Task directions:
Only a number is wanted: the count of lines in this listing that contain "tone".

╭─ Data provided

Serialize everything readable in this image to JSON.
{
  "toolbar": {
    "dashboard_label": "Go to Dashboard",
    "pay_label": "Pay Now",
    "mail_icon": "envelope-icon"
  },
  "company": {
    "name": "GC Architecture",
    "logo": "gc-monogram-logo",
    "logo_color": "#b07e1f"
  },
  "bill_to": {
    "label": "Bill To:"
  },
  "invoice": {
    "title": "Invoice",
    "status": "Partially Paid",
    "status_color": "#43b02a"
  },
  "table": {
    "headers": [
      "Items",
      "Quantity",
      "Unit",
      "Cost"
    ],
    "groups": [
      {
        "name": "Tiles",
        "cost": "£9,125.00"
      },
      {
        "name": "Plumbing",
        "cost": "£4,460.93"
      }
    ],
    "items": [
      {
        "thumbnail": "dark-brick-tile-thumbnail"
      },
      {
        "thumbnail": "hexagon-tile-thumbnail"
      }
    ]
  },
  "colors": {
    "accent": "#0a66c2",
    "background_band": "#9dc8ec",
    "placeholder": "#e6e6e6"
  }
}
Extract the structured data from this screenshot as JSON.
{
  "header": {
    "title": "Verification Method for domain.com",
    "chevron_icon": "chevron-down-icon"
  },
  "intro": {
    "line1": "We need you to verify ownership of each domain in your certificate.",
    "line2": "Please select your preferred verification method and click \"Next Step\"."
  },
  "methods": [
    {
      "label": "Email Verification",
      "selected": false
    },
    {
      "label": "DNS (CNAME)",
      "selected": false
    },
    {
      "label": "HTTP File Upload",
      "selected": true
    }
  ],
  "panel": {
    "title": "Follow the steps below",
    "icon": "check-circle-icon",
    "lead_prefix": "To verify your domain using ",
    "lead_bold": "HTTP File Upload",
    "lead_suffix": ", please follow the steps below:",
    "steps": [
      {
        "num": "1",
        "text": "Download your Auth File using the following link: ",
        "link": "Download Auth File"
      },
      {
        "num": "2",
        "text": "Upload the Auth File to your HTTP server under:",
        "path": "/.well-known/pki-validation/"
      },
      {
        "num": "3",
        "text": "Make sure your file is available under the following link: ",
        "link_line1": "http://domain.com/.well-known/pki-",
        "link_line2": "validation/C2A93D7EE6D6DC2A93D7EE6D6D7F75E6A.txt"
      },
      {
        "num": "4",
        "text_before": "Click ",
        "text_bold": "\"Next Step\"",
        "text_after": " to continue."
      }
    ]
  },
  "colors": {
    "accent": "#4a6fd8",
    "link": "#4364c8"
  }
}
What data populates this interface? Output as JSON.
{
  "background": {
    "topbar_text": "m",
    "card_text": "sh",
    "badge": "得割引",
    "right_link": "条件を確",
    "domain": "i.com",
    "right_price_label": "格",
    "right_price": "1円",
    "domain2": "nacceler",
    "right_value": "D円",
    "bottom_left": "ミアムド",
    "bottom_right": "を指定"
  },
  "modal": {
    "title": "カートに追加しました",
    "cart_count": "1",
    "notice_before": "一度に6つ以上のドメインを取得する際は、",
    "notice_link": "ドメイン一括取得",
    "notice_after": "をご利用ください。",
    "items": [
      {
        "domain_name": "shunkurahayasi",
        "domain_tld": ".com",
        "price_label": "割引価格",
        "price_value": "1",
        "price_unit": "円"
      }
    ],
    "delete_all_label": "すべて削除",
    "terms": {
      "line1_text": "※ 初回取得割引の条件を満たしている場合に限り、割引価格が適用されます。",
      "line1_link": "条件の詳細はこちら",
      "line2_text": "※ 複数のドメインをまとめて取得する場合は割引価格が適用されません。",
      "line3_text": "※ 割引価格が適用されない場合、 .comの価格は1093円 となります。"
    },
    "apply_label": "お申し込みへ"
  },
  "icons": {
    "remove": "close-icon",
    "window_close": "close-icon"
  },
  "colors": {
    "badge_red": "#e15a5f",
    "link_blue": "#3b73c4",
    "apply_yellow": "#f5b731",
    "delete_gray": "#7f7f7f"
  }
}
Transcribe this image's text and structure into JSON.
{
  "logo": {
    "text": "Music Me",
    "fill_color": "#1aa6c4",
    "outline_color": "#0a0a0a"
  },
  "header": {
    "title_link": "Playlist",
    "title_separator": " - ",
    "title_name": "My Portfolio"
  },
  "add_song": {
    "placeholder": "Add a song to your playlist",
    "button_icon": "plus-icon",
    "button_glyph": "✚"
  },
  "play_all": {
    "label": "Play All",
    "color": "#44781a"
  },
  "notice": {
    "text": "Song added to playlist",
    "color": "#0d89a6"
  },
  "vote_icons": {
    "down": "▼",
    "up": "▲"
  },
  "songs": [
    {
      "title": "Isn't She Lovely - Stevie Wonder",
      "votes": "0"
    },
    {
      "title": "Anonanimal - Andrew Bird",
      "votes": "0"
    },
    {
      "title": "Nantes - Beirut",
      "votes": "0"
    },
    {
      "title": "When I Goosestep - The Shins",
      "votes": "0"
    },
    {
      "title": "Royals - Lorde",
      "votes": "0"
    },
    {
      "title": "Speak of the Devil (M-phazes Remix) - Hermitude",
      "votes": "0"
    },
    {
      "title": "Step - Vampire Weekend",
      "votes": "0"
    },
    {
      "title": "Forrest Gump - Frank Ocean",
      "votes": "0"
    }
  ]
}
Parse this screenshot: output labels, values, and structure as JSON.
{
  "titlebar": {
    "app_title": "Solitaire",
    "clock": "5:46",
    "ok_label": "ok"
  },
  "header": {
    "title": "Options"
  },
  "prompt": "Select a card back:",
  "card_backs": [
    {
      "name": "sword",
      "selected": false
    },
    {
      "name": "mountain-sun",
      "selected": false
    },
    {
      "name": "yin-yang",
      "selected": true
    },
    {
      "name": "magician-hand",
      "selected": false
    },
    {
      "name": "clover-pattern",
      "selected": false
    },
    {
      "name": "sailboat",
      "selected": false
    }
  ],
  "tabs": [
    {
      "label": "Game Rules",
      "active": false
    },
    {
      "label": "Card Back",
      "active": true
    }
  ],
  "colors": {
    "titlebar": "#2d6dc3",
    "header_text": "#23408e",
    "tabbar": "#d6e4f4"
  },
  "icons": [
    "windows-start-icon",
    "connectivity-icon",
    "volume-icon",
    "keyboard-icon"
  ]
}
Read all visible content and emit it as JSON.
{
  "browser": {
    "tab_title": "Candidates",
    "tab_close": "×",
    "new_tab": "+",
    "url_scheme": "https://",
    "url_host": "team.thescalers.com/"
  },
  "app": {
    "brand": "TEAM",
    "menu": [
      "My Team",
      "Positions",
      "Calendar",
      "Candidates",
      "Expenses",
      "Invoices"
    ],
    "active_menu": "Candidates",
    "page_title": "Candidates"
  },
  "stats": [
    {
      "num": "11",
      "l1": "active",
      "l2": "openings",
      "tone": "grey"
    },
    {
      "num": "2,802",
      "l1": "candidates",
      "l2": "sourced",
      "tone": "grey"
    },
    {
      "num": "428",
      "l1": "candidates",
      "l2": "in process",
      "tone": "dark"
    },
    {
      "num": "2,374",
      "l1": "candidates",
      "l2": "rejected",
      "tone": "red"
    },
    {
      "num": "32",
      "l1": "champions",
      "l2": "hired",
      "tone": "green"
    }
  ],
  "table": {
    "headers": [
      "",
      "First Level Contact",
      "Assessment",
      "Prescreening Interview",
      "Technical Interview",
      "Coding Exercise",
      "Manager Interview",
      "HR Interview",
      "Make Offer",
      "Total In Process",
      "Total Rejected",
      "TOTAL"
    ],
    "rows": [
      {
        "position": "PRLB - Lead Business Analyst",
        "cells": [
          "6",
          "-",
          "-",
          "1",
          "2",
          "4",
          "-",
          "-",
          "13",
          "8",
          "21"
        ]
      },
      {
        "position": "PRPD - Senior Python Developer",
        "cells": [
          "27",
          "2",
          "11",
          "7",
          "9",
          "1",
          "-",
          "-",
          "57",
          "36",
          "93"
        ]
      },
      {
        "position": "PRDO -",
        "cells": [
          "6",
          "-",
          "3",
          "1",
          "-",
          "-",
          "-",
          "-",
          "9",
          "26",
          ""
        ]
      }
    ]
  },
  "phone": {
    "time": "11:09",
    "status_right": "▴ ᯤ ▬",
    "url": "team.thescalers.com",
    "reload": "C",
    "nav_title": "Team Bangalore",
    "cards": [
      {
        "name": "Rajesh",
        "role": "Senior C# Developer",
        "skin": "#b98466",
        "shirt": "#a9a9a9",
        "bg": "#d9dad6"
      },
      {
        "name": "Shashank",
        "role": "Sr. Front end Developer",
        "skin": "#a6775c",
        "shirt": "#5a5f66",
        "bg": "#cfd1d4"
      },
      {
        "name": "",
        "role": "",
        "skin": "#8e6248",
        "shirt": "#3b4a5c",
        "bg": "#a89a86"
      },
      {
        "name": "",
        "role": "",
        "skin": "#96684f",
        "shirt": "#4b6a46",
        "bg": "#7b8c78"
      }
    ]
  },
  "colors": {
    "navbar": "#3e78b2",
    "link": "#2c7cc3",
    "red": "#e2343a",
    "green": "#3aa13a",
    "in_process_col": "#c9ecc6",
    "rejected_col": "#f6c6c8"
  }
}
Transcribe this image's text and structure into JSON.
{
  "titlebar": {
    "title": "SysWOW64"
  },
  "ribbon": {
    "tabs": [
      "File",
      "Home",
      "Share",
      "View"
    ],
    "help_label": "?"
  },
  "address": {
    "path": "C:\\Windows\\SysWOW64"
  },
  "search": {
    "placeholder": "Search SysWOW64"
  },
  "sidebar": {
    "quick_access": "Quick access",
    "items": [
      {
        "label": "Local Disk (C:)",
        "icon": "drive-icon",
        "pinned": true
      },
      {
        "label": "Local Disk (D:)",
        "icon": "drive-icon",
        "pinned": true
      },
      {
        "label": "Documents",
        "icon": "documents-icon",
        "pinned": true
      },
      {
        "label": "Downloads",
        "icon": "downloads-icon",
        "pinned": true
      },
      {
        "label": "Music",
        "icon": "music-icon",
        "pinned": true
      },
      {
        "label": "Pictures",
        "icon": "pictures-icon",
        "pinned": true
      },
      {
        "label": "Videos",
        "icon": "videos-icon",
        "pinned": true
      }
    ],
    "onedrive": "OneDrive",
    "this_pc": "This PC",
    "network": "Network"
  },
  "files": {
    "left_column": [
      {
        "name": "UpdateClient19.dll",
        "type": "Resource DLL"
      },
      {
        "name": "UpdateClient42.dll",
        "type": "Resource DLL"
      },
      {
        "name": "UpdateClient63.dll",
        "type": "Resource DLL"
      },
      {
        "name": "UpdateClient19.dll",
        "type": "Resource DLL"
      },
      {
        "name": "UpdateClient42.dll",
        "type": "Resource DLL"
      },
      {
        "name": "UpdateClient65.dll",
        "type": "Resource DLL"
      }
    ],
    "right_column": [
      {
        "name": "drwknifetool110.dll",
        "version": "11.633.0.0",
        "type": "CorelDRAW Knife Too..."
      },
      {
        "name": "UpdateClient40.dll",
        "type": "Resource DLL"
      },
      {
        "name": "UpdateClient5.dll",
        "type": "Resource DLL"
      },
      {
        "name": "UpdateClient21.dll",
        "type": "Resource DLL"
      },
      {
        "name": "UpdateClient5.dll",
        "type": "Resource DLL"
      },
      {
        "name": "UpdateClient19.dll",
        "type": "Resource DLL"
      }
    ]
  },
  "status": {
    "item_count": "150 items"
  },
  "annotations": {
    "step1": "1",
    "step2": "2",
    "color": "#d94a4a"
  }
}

╰─

Written solution:
5